• DOCUMENT EXTRACT:

_ _ _ _

Skip to content

Minimal example of scalable microservice architecture with Node.js and Docker Swarm Mode

Notifications You must be signed in to change notification settings

michal-bures/docker-swarm-demo

Repository files navigation

Running a microservice cluster with Docker Swarm

This project is a minimalistic demonstration on how to run a swarm of microservices across multiple host machines using Docker Swarm.

Out of the box, Docker Swarm provides solutions for:

  • Scaling services with automatic load balancing of traffic between containers
  • Automatic distribution of containers across multiple nodes
  • Automatic recovery after a container or a whole machine goes down
  • Rolling upgrades with customizable strategies
  • Virtual overlay network for inter-container communication
  • ...and many other problems of running large distributed systems

Docker Swarm makes it easy to run hundreds or thousands of interconnected containers without really thinking about the physical machines that provide the computing resources.

The sample project

The sample project in this repository is a very simplified approximation of a distributed system for managing customers, products and invoices. It's composed of the following services:

  • Customers, Products and Invoices

    These are simple microservices with REST API (based on Node.js, Express and Tsoa), each with their own associated redis database. The Invoices service uses the Customers and Products API to validate new invoices.

    • Customers manages the collection of customers (each has id, name and address)
    • Products manages the collection of available products (each has id and name)
    • Invoices manages invoices (each invoice has id, product, customer and quantity). The service talks to the Customers and Products microservices to validate each new invoice.
  • Webapp

    A simple frontend (written in Vue.js) that allows creating and displaying customers and inovices.

  • API-gateway

    Simple nginx-based service which routes each request to the appropriate microservice (based on URL).

  • Viz

    An instance of Docker Swarm Vizualizer, accessible in browser on port 8080. Used for basic monitoring of the swarm status.

Setting up local test environment

Requires: VirtualBox, Docker with Docker Machine

1. Spin up the VMs

Our test cluster will have 3 nodes - one manager node (m1) and two worker nodes (w1, w2).

Run the following commands

docker-machine create m1 --driver virtualbox
docker-machine create w1 --driver virtualbox
docker-machine create w2 --driver virtualbox

This will create and launch the 3 virtualbox VMs, m1, w1 and w2.

Verify with docker-machine ls.

2. Create the swarm

2.1 Switch to the manager node m1:

eval $(docker-machine env m1)

_ _ _ _

• ENTRIES SHOWN:

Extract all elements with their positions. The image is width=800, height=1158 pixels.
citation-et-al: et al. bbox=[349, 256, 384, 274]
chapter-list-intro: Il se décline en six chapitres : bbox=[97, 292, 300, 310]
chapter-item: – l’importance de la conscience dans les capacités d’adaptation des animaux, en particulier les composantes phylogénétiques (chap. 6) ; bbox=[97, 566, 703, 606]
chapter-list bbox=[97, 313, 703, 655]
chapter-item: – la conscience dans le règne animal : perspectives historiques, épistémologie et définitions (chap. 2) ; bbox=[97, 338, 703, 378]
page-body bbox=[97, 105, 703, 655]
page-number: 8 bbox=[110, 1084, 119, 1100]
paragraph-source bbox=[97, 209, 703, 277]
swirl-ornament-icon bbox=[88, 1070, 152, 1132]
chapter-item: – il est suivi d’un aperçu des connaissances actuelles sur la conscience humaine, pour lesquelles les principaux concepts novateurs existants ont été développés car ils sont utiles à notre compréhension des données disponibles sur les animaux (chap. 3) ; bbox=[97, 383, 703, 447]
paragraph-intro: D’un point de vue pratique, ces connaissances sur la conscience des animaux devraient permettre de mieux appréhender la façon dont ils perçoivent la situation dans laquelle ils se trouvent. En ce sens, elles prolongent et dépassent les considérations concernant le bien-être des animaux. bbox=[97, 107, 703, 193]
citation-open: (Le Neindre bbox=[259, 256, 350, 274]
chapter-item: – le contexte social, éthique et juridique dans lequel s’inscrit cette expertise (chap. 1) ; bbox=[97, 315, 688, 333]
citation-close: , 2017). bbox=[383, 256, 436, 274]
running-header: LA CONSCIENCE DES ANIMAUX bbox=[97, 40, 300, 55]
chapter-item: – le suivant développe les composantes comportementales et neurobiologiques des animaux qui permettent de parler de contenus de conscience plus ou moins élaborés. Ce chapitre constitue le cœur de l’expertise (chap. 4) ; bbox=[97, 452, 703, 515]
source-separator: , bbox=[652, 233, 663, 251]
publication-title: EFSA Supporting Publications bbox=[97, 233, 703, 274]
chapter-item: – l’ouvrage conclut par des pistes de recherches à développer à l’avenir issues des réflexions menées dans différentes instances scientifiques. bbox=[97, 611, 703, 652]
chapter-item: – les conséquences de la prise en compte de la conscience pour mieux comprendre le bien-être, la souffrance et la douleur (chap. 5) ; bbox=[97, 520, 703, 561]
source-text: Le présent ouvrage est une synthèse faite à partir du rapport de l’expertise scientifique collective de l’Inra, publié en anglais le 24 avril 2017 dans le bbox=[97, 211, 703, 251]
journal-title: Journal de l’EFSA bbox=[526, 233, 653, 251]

_ _ _ _

• DIRECTION 1:
In the Docker Swarm demo README, what port is the Docker Swarm Visualizer reachable on in the browser?
• DIRECTION 2:
Write the next part of the Docker Swarm demo README, picking up after its final command line.

• WRITTEN RESPONSE 1:
Port 8080.

• WRITTEN RESPONSE 2:
This will change your DOCKER_HOST evn variable to the IP adress of m1, so all docker commands now run against this VM instead of your physical machine; later, you can return to your physical machine with eval $(docker-machine env -u) .

Verify with docker-machine active.

2.2 Create new swarm with m1 as manager

docker swarm init --advertise-addr $(docker-machine ip m1) 

Docker will print the command you should use for joining the other nodes to the cluster, copy it for use in the next step.

Verify with docker node ls.

2.3 Connect the two worker nodes to the swarm

eval $(docker-machine env w1)
<join_command_from_step_2>
eval $(docker-machine env w2)
<join_command_from_step_2>

Verify with docker node ls.

3. Deploy the stack to the swarm

docker stack deploy demo --compose-file docker-compose.yml

Verify with docker service ps. If any service is not running, investigate with docker stack ps --no-trunc demo.

4. Done!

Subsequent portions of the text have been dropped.